OBJECTIVE ::
Write out all of the data without omission, exactly as shown.

DATASET CONTENT ::
:::::

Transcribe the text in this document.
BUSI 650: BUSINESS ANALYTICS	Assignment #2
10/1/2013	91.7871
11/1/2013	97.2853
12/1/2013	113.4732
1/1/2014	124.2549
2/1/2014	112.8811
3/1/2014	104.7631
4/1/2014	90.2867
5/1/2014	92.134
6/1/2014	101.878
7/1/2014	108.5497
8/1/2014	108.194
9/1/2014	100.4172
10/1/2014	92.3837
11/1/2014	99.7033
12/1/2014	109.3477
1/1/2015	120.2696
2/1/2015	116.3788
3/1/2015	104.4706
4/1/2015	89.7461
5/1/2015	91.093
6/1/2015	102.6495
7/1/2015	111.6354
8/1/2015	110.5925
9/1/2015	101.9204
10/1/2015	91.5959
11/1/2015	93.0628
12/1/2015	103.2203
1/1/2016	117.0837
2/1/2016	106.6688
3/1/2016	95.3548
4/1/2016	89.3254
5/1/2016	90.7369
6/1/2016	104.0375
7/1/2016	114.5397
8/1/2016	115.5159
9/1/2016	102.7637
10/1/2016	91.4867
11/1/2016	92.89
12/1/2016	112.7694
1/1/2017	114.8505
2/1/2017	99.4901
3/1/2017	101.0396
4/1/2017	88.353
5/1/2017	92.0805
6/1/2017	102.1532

:::::

SOLUTION FOR THIS TASK ::
Transcribe the text in this document.
BUSI 650: BUSINESS ANALYTICS	Assignment #2
10/1/2013	91.7871
11/1/2013	97.2853
12/1/2013	113.4732
1/1/2014	124.2549
2/1/2014	112.8811
3/1/2014	104.7631
4/1/2014	90.2867
5/1/2014	92.134
6/1/2014	101.878
7/1/2014	108.5497
8/1/2014	108.194
9/1/2014	100.4172
10/1/2014	92.3837
11/1/2014	99.7033
12/1/2014	109.3477
1/1/2015	120.2696
2/1/2015	116.3788
3/1/2015	104.4706
4/1/2015	89.7461
5/1/2015	91.093
6/1/2015	102.6495
7/1/2015	111.6354
8/1/2015	110.5925
9/1/2015	101.9204
10/1/2015	91.5959
11/1/2015	93.0628
12/1/2015	103.2203
1/1/2016	117.0837
2/1/2016	106.6688
3/1/2016	95.3548
4/1/2016	89.3254
5/1/2016	90.7369
6/1/2016	104.0375
7/1/2016	114.5397
8/1/2016	115.5159
9/1/2016	102.7637
10/1/2016	91.4867
11/1/2016	92.89
12/1/2016	112.7694
1/1/2017	114.8505
2/1/2017	99.4901
3/1/2017	101.0396
4/1/2017	88.353
5/1/2017	92.0805
6/1/2017	102.1532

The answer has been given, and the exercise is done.